## AIM
The records below are to be quoted in full; please keep every word exact.

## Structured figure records
****
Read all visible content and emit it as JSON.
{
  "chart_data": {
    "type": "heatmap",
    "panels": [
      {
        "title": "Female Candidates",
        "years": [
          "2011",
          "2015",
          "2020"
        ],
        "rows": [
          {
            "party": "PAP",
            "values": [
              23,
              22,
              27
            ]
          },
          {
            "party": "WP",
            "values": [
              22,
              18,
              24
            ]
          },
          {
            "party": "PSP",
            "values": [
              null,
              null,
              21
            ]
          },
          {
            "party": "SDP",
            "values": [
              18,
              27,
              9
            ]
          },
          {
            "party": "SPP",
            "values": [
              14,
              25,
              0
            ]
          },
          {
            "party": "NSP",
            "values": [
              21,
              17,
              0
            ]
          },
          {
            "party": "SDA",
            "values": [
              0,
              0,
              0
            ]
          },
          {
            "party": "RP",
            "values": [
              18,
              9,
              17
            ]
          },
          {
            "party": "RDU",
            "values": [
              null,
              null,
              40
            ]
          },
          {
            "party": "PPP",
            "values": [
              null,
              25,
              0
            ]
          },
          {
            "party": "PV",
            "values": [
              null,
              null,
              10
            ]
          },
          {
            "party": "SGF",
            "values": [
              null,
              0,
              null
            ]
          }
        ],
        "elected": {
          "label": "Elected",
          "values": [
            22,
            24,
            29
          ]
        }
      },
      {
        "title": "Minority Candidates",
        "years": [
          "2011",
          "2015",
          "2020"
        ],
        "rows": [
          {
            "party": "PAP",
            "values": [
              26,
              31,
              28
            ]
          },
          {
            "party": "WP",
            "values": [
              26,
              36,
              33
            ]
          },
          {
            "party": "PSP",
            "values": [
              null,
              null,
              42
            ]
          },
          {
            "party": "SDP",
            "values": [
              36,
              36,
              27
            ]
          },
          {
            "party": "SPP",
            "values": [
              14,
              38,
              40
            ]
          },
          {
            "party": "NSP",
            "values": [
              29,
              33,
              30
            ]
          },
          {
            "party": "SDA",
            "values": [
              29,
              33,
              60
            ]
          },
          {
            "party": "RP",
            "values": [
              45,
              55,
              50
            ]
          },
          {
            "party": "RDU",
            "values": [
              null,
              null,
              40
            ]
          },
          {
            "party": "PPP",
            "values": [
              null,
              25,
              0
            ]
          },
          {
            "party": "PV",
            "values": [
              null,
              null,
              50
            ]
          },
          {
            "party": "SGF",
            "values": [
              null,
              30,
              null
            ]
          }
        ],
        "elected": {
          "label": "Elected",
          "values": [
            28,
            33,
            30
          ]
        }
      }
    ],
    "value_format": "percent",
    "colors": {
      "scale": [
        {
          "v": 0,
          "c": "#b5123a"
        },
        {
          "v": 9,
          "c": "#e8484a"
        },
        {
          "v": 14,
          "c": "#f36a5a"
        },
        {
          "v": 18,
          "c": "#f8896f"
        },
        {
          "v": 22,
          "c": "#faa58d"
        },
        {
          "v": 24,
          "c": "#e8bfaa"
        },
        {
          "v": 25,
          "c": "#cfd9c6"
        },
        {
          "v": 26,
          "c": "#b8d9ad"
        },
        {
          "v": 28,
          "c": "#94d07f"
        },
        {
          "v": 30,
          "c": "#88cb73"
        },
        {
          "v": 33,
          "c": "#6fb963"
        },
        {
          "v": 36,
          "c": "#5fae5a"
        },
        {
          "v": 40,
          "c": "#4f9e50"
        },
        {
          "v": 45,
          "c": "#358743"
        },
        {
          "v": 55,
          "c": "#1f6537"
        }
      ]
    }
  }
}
****
## ANSWER TO THE EXERCISE
Read all visible content and emit it as JSON.
{
  "chart_data": {
    "type": "heatmap",
    "panels": [
      {
        "title": "Female Candidates",
        "years": [
          "2011",
          "2015",
          "2020"
        ],
        "rows": [
          {
            "party": "PAP",
            "values": [
              23,
              22,
              27
            ]
          },
          {
            "party": "WP",
            "values": [
              22,
              18,
              24
            ]
          },
          {
            "party": "PSP",
            "values": [
              null,
              null,
              21
            ]
          },
          {
            "party": "SDP",
            "values": [
              18,
              27,
              9
            ]
          },
          {
            "party": "SPP",
            "values": [
              14,
              25,
              0
            ]
          },
          {
            "party": "NSP",
            "values": [
              21,
              17,
              0
            ]
          },
          {
            "party": "SDA",
            "values": [
              0,
              0,
              0
            ]
          },
          {
            "party": "RP",
            "values": [
              18,
              9,
              17
            ]
          },
          {
            "party": "RDU",
            "values": [
              null,
              null,
              40
            ]
          },
          {
            "party": "PPP",
            "values": [
              null,
              25,
              0
            ]
          },
          {
            "party": "PV",
            "values": [
              null,
              null,
              10
            ]
          },
          {
            "party": "SGF",
            "values": [
              null,
              0,
              null
            ]
          }
        ],
        "elected": {
          "label": "Elected",
          "values": [
            22,
            24,
            29
          ]
        }
      },
      {
        "title": "Minority Candidates",
        "years": [
          "2011",
          "2015",
          "2020"
        ],
        "rows": [
          {
            "party": "PAP",
            "values": [
              26,
              31,
              28
            ]
          },
          {
            "party": "WP",
            "values": [
              26,
              36,
              33
            ]
          },
          {
            "party": "PSP",
            "values": [
              null,
              null,
              42
            ]
          },
          {
            "party": "SDP",
            "values": [
              36,
              36,
              27
            ]
          },
          {
            "party": "SPP",
            "values": [
              14,
              38,
              40
            ]
          },
          {
            "party": "NSP",
            "values": [
              29,
              33,
              30
            ]
          },
          {
            "party": "SDA",
            "values": [
              29,
              33,
              60
            ]
          },
          {
            "party": "RP",
            "values": [
              45,
              55,
              50
            ]
          },
          {
            "party": "RDU",
            "values": [
              null,
              null,
              40
            ]
          },
          {
            "party": "PPP",
            "values": [
              null,
              25,
              0
            ]
          },
          {
            "party": "PV",
            "values": [
              null,
              null,
              50
            ]
          },
          {
            "party": "SGF",
            "values": [
              null,
              30,
              null
            ]
          }
        ],
        "elected": {
          "label": "Elected",
          "values": [
            28,
            33,
            30
          ]
        }
      }
    ],
    "value_format": "percent",
    "colors": {
      "scale": [
        {
          "v": 0,
          "c": "#b5123a"
        },
        {
          "v": 9,
          "c": "#e8484a"
        },
        {
          "v": 14,
          "c": "#f36a5a"
        },
        {
          "v": 18,
          "c": "#f8896f"
        },
        {
          "v": 22,
          "c": "#faa58d"
        },
        {
          "v": 24,
          "c": "#e8bfaa"
        },
        {
          "v": 25,
          "c": "#cfd9c6"
        },
        {
          "v": 26,
          "c": "#b8d9ad"
        },
        {
          "v": 28,
          "c": "#94d07f"
        },
        {
          "v": 30,
          "c": "#88cb73"
        },
        {
          "v": 33,
          "c": "#6fb963"
        },
        {
          "v": 36,
          "c": "#5fae5a"
        },
        {
          "v": 40,
          "c": "#4f9e50"
        },
        {
          "v": 45,
          "c": "#358743"
        },
        {
          "v": 55,
          "c": "#1f6537"
        }
      ]
    }
  }
}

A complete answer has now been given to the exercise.